Exercise goal -
Count the lines that hold the string "screenshot". Reply with the number alone.

Records shown -
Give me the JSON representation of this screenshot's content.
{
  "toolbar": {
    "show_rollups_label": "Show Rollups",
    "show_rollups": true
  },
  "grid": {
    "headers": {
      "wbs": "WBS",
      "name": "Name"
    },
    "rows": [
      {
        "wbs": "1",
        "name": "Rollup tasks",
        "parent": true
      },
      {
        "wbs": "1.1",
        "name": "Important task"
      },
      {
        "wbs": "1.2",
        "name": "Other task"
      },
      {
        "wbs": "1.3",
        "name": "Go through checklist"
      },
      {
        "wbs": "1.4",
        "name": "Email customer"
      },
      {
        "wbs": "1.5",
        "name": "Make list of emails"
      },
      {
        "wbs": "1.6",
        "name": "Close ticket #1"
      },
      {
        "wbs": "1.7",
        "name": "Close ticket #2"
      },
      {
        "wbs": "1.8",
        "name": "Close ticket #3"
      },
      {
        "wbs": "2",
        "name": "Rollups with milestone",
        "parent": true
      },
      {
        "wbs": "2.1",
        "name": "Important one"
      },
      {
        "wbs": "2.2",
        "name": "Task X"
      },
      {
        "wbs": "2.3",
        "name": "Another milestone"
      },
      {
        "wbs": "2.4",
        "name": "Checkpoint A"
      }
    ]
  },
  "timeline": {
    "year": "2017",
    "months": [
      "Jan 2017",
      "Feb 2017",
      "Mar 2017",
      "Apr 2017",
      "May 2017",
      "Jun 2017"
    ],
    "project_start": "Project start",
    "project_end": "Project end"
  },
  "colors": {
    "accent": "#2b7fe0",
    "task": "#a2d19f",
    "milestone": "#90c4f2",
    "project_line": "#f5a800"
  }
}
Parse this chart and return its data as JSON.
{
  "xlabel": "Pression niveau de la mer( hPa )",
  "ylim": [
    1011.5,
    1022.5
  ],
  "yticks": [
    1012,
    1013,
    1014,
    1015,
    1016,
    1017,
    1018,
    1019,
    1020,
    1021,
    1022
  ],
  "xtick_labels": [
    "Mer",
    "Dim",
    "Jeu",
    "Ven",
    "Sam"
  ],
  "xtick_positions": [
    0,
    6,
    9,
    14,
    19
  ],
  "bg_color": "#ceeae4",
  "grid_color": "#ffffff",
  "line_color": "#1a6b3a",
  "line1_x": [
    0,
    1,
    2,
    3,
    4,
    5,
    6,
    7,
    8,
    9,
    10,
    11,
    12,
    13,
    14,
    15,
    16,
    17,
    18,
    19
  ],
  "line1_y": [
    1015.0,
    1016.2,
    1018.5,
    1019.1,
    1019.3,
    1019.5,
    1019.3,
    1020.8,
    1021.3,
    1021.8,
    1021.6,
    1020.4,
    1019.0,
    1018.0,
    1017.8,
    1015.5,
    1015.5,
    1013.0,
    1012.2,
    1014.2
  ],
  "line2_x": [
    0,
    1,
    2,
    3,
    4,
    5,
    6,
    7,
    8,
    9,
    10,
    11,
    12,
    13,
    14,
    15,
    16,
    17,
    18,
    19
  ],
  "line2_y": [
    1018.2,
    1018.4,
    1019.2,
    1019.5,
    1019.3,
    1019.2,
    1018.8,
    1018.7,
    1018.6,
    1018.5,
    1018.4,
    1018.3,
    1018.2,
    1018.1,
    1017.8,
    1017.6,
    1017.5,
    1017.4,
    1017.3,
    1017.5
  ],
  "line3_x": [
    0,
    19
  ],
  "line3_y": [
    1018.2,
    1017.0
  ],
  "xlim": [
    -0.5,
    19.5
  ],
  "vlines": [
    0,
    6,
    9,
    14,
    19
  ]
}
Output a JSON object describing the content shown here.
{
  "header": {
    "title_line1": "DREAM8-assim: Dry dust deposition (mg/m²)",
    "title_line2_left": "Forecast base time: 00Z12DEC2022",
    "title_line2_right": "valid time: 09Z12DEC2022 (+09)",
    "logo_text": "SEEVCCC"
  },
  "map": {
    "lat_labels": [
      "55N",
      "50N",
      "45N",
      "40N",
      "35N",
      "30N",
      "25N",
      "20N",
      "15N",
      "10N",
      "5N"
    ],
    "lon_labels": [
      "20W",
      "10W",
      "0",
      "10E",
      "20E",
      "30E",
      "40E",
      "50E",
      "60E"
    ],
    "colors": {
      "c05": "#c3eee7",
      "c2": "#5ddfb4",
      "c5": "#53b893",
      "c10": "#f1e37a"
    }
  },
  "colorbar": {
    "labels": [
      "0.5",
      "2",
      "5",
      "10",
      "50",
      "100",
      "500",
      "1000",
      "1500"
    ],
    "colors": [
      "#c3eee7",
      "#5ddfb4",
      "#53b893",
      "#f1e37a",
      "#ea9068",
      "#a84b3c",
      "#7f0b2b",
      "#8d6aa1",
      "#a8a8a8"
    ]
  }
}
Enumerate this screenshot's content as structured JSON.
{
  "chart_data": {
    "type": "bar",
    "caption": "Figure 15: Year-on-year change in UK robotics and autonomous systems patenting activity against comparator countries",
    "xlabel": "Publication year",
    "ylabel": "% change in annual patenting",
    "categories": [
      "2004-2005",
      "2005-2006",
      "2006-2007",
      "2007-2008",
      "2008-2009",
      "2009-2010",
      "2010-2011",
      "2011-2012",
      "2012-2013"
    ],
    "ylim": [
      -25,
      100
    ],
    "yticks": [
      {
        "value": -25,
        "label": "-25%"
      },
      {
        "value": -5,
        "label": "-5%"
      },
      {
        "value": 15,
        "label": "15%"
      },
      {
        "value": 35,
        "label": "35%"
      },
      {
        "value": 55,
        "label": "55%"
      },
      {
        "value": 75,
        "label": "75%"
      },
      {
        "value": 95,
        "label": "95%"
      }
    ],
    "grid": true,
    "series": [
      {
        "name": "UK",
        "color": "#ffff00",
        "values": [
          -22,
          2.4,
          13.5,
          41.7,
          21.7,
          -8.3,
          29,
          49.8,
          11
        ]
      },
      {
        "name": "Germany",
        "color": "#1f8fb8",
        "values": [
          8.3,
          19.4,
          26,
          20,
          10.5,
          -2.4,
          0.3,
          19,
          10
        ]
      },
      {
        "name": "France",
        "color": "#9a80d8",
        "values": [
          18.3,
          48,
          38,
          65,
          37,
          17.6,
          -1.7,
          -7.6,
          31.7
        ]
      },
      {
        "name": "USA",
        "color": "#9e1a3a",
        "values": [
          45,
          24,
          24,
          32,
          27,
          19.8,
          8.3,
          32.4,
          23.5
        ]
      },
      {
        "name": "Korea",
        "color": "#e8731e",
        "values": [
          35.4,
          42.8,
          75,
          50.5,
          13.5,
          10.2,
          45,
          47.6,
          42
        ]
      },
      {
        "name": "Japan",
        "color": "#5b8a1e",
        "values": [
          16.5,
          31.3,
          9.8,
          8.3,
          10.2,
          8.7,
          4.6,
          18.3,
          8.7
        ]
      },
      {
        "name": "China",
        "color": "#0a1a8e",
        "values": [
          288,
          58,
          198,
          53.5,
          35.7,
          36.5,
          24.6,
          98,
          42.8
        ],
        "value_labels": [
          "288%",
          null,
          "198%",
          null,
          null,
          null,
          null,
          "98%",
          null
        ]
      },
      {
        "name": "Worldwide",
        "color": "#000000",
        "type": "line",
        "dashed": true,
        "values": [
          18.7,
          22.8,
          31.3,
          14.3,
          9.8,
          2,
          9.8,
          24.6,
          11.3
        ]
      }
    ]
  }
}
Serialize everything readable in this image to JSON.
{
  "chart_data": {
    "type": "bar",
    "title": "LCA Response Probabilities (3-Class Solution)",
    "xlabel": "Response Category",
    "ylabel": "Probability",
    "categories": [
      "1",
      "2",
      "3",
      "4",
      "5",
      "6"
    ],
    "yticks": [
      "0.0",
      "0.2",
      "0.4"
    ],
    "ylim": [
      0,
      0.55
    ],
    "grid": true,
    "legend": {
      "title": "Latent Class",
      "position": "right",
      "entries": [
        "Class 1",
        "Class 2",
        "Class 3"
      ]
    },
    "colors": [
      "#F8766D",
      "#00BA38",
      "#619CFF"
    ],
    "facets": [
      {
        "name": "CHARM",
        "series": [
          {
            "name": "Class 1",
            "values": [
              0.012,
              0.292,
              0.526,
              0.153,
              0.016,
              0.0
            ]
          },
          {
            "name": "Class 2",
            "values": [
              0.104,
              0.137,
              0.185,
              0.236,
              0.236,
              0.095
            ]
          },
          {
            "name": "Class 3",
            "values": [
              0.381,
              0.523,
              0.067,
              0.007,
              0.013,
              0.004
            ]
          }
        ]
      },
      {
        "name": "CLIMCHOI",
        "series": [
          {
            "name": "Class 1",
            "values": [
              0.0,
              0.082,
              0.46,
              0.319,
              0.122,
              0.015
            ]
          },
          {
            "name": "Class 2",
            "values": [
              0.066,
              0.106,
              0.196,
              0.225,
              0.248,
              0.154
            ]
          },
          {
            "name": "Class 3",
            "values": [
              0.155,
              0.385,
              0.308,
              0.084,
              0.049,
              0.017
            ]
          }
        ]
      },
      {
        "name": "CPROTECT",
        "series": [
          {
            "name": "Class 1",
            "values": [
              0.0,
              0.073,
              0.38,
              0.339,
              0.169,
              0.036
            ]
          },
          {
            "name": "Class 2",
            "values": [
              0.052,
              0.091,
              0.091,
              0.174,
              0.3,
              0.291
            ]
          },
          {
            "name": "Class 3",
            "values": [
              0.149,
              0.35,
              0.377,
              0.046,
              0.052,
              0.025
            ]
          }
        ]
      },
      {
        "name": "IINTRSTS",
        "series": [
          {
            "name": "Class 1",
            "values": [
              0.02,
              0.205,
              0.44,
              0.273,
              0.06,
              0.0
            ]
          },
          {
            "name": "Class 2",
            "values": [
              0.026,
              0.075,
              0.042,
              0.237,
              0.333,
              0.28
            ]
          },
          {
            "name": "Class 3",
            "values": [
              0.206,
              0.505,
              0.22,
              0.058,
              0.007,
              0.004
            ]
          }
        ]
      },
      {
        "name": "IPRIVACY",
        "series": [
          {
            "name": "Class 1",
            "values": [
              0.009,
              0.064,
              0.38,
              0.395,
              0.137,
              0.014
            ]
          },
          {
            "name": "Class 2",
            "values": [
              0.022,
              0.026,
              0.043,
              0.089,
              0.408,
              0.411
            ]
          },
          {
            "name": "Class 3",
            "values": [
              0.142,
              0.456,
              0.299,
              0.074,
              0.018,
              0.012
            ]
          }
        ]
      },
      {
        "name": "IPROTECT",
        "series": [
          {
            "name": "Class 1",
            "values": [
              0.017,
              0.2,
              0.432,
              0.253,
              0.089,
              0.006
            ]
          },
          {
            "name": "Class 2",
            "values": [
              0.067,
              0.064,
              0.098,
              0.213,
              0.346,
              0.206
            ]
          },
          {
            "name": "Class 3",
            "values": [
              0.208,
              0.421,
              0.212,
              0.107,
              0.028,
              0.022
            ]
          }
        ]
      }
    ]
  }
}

Final result -
2